(Source records)
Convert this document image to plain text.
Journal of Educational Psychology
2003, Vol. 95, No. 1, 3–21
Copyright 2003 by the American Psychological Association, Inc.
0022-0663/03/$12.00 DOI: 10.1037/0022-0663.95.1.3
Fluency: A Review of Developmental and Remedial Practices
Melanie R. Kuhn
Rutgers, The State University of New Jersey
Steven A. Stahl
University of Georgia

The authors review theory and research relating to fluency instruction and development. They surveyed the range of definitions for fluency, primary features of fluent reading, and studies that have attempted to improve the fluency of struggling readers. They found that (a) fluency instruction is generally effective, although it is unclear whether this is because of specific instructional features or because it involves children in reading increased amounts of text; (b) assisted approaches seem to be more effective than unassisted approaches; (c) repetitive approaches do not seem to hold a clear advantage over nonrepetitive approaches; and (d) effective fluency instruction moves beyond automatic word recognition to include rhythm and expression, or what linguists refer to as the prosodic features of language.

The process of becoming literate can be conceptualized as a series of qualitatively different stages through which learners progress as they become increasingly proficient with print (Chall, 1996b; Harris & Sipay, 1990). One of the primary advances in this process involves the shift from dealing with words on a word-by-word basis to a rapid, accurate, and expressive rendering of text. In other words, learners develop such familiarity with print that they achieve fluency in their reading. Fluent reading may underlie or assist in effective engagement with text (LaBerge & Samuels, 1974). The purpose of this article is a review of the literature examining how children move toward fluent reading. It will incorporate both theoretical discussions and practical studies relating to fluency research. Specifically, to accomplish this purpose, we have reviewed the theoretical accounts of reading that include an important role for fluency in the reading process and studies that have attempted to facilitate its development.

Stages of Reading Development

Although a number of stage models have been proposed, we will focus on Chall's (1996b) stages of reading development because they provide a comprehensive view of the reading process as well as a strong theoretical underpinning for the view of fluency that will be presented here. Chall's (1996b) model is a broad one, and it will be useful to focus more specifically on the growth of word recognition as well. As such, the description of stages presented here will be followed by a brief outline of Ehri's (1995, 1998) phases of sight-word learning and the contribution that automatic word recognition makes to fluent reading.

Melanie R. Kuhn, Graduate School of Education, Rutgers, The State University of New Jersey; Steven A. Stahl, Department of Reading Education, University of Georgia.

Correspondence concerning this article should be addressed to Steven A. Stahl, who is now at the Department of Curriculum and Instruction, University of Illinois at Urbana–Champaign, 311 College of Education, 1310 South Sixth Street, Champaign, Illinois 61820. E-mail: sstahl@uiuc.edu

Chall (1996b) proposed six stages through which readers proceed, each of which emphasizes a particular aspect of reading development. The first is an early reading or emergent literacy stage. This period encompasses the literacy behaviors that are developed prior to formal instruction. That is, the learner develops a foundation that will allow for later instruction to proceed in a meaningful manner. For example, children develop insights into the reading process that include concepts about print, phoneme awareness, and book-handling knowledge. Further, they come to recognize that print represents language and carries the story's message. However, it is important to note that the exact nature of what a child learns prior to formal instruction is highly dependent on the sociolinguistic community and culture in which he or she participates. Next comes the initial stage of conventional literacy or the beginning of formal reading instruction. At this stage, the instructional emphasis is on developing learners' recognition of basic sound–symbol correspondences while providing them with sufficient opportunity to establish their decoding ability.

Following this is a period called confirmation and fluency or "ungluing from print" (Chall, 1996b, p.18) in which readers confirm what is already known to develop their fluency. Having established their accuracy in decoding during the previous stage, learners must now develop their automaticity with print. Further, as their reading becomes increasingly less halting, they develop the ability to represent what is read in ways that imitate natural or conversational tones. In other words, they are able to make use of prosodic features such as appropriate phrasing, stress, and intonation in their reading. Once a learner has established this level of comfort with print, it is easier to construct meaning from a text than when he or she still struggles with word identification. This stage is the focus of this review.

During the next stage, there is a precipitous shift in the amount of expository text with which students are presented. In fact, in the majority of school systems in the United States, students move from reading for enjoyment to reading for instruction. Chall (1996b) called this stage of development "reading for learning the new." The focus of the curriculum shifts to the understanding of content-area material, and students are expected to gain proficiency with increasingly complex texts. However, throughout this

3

# The exercise
Quote the material exactly, leaving nothing out.

# Answer for the task
Convert this document image to plain text.
Journal of Educational Psychology
2003, Vol. 95, No. 1, 3–21
Copyright 2003 by the American Psychological Association, Inc.
0022-0663/03/$12.00 DOI: 10.1037/0022-0663.95.1.3
Fluency: A Review of Developmental and Remedial Practices
Melanie R. Kuhn
Rutgers, The State University of New Jersey
Steven A. Stahl
University of Georgia

The authors review theory and research relating to fluency instruction and development. They surveyed the range of definitions for fluency, primary features of fluent reading, and studies that have attempted to improve the fluency of struggling readers. They found that (a) fluency instruction is generally effective, although it is unclear whether this is because of specific instructional features or because it involves children in reading increased amounts of text; (b) assisted approaches seem to be more effective than unassisted approaches; (c) repetitive approaches do not seem to hold a clear advantage over nonrepetitive approaches; and (d) effective fluency instruction moves beyond automatic word recognition to include rhythm and expression, or what linguists refer to as the prosodic features of language.

The process of becoming literate can be conceptualized as a series of qualitatively different stages through which learners progress as they become increasingly proficient with print (Chall, 1996b; Harris & Sipay, 1990). One of the primary advances in this process involves the shift from dealing with words on a word-by-word basis to a rapid, accurate, and expressive rendering of text. In other words, learners develop such familiarity with print that they achieve fluency in their reading. Fluent reading may underlie or assist in effective engagement with text (LaBerge & Samuels, 1974). The purpose of this article is a review of the literature examining how children move toward fluent reading. It will incorporate both theoretical discussions and practical studies relating to fluency research. Specifically, to accomplish this purpose, we have reviewed the theoretical accounts of reading that include an important role for fluency in the reading process and studies that have attempted to facilitate its development.

Stages of Reading Development

Although a number of stage models have been proposed, we will focus on Chall's (1996b) stages of reading development because they provide a comprehensive view of the reading process as well as a strong theoretical underpinning for the view of fluency that will be presented here. Chall's (1996b) model is a broad one, and it will be useful to focus more specifically on the growth of word recognition as well. As such, the description of stages presented here will be followed by a brief outline of Ehri's (1995, 1998) phases of sight-word learning and the contribution that automatic word recognition makes to fluent reading.

Melanie R. Kuhn, Graduate School of Education, Rutgers, The State University of New Jersey; Steven A. Stahl, Department of Reading Education, University of Georgia.

Correspondence concerning this article should be addressed to Steven A. Stahl, who is now at the Department of Curriculum and Instruction, University of Illinois at Urbana–Champaign, 311 College of Education, 1310 South Sixth Street, Champaign, Illinois 61820. E-mail: sstahl@uiuc.edu

Chall (1996b) proposed six stages through which readers proceed, each of which emphasizes a particular aspect of reading development. The first is an early reading or emergent literacy stage. This period encompasses the literacy behaviors that are developed prior to formal instruction. That is, the learner develops a foundation that will allow for later instruction to proceed in a meaningful manner. For example, children develop insights into the reading process that include concepts about print, phoneme awareness, and book-handling knowledge. Further, they come to recognize that print represents language and carries the story's message. However, it is important to note that the exact nature of what a child learns prior to formal instruction is highly dependent on the sociolinguistic community and culture in which he or she participates. Next comes the initial stage of conventional literacy or the beginning of formal reading instruction. At this stage, the instructional emphasis is on developing learners' recognition of basic sound–symbol correspondences while providing them with sufficient opportunity to establish their decoding ability.

Following this is a period called confirmation and fluency or "ungluing from print" (Chall, 1996b, p.18) in which readers confirm what is already known to develop their fluency. Having established their accuracy in decoding during the previous stage, learners must now develop their automaticity with print. Further, as their reading becomes increasingly less halting, they develop the ability to represent what is read in ways that imitate natural or conversational tones. In other words, they are able to make use of prosodic features such as appropriate phrasing, stress, and intonation in their reading. Once a learner has established this level of comfort with print, it is easier to construct meaning from a text than when he or she still struggles with word identification. This stage is the focus of this review.

During the next stage, there is a precipitous shift in the amount of expository text with which students are presented. In fact, in the majority of school systems in the United States, students move from reading for enjoyment to reading for instruction. Chall (1996b) called this stage of development "reading for learning the new." The focus of the curriculum shifts to the understanding of content-area material, and students are expected to gain proficiency with increasingly complex texts. However, throughout this

3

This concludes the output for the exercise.